TEXTO PROPORCIONADO —

********************

'El paraíso a pinceladas': un paseo pictórico por la belleza de los jardines
Los jardines se convierten en protagonistas de las pinturas bajo la mirada de Eduardo Barba, experto botánico que nos invita a conocer distintas especies, a perdernos entre los vergeles que describe como mundos llenos de vida y de belleza
Una atenta observación de la realidad provoca nuestro asombro ante la belleza de las flores o la serena extensión de los campos de hierba. Pero, en ocasiones, cuando contemplamos las escenografías vegetales de las pinturas nos detenemos ante su rica policromía, ante sus trazos o el tratamiento lumínico cambiante. De la mano de un jardinero como Eduardo Barba, el horizonte de la mirada se abre, los personajes pasan a un segundo término, dejando emerger paisajes en los que la mano del hombre se funde con la naturaleza salvaje.
En este encuentro se despiertan nuestros sentidos introduciéndonos en un universo de plantas y flores pintados como microcosmos diferenciados, como signo de identidad de cada una de las obras escogidas cuidadosamente por el autor. Y entre éstas, un relieve pétreo, especialmente significativo por transportarnos a la Mesopotamia del siglo VII a. C., donde el jardín se tiñe de carácter triunfal ante la sangre enemiga o las cabezas de los contrincantes como trofeos colgados de los pinos. Un jardín donde descansa Asurbanipal rodeado de pinos, parras y nenúfares convertidos en emblema de su realeza. Los mismos nenúfares que brotaban del estanque de la casa de Monet en Giverny, para su propio deleite, a finales del siglo XIX, y para quienes hoy visitamos este idílico lugar. Así, Eduardo Barba nos va desvelando un sinfín de matices en amplias praderas, huertos, villas romanas, invernaderos, o hasta campos del inframundo propios de las tumbas egipcias del siglo XIII a. C.
espasa / 208 págs.
El paraíso a pinceladas
Conocimiento de lo real y conocimiento de lo simbólico, como advierte nuestro paisajista al llevarnos al hortus conclusus de la Virgen mediante una tabla renana del siglo XV en la que crecen manzanos, peonías, violetas… que evocan a la vez el paraíso perdido y la pureza de María. O los cipreses de Rusiñol, que, con su elegante altura, nos hablan de eternidad y hospitalidad. No se trata de meras curiosidades, sino de detalles capaces de llevarnos a culturas y contextos diferenciados, como el del príncipe persa Humay en su soñado encuentro con la princesa Humayun en un bellísimo jardín iluminado por la luna y repleto de árboles frutales y flores que propician el amor. El autor va desgranando las distintas especies, aportando también su denominación latina, por si el lector quiere adentrarse en el estudio de cada una en mayor medida. En este sentido, es de agradecer por los profanos en la materia el anexo de dibujos botánicos, dispuestos además por orden de aparición en los distintos capítulos del libro.

********************

ACCIONES REQUERIDAS —
A – Según la reseña de «El paraíso a pinceladas», ¿qué anexo incluye el libro y cómo está ordenado?
B – Prosigue la reseña de «El paraíso a pinceladas» a partir de su última oración.

********************

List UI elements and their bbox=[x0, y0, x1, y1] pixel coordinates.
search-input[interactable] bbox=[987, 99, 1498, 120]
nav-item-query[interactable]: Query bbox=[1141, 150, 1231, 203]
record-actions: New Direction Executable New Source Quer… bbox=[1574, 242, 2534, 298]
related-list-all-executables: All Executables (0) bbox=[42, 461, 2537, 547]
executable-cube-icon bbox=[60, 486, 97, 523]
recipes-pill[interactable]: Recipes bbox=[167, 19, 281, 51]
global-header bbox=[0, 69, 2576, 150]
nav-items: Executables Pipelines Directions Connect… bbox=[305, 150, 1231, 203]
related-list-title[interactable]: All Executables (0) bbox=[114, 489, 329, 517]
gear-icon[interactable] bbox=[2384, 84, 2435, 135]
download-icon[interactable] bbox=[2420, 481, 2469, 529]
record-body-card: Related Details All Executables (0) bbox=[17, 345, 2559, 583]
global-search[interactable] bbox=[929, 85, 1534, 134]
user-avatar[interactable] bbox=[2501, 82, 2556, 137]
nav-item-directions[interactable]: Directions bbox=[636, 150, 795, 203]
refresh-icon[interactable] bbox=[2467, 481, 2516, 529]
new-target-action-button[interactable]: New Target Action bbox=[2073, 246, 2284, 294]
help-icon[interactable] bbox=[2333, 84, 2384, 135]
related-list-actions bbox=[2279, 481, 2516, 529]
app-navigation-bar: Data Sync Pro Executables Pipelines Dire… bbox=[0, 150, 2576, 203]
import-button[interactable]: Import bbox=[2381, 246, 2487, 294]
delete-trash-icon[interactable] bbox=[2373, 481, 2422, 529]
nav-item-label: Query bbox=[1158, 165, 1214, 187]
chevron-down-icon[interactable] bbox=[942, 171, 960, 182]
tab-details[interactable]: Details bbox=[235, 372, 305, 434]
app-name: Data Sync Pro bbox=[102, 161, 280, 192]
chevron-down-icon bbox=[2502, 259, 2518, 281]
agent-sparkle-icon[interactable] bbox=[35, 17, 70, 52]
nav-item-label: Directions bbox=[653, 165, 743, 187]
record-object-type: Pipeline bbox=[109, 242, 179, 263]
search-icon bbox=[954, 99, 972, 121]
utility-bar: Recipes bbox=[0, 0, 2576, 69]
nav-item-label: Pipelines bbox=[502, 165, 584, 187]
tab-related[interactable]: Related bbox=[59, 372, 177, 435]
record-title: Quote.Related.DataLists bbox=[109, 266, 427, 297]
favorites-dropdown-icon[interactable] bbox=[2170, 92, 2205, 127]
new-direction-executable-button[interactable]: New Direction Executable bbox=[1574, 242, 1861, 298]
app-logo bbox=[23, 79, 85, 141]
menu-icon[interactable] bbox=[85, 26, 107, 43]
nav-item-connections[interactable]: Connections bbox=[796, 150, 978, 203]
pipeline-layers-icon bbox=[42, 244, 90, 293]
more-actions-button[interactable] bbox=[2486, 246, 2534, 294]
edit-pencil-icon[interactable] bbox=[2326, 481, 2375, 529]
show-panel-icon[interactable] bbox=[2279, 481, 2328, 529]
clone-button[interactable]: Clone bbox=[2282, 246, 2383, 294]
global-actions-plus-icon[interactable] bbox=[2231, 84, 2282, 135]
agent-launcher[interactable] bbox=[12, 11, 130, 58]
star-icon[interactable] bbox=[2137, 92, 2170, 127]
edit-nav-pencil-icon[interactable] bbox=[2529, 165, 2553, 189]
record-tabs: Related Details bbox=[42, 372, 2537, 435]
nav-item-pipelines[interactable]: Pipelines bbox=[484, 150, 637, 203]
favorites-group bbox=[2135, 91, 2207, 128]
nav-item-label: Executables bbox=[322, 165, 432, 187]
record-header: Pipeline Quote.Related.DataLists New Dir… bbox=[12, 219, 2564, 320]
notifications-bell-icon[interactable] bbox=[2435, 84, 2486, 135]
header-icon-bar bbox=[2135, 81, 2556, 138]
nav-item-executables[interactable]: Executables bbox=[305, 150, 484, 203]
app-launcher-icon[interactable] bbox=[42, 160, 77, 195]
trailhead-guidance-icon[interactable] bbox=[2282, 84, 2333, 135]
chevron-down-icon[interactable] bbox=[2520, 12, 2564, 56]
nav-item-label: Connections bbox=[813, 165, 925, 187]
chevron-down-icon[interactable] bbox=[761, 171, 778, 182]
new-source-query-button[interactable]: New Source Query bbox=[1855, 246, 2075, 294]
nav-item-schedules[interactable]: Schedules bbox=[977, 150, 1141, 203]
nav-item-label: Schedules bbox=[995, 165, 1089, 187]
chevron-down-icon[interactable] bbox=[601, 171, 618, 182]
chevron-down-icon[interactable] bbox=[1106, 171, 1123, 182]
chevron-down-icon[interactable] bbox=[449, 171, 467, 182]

********************

RESPUESTAS DEL EJERCICIO —
A – Un anexo de dibujos botánicos, dispuestos por orden de aparición en los distintos capítulos del libro.

B –
En esta misma línea, es muy interesante el índice de plantas, ya que permite cotejar y comparar el tratamiento de una misma especie a partir de diferentes técnicas y soportes u obedeciendo a los intereses de cada autor. Partiendo de los jardines, Eduardo Barba también desvela otros aspectos, entre los que podríamos citar por su atractivo: el estudio lumínico de Velázquez en sus reinterpretaciones de los jardines de la Villa Médicis, con pinceladas desechas que adelantan la modernidad; la afición de Sorolla por la jardinería y su deseo de emular en su propia casa los exteriores del Real Alcázar de Sevilla o el Generalife de la Alhambra, recreado a su vez por los pinceles de Ludwing Hans Fischer en 1885, recordando como albercas y estanques se convierten en espejos de la arquitectura. Y es que en la selección de las pinturas el autor muestra cómo a la belleza visual de las plantas se suma el susurro del agua, el canto de los pájaros o el movimiento de las hojas por el viento para crear espacios únicos y placenteros.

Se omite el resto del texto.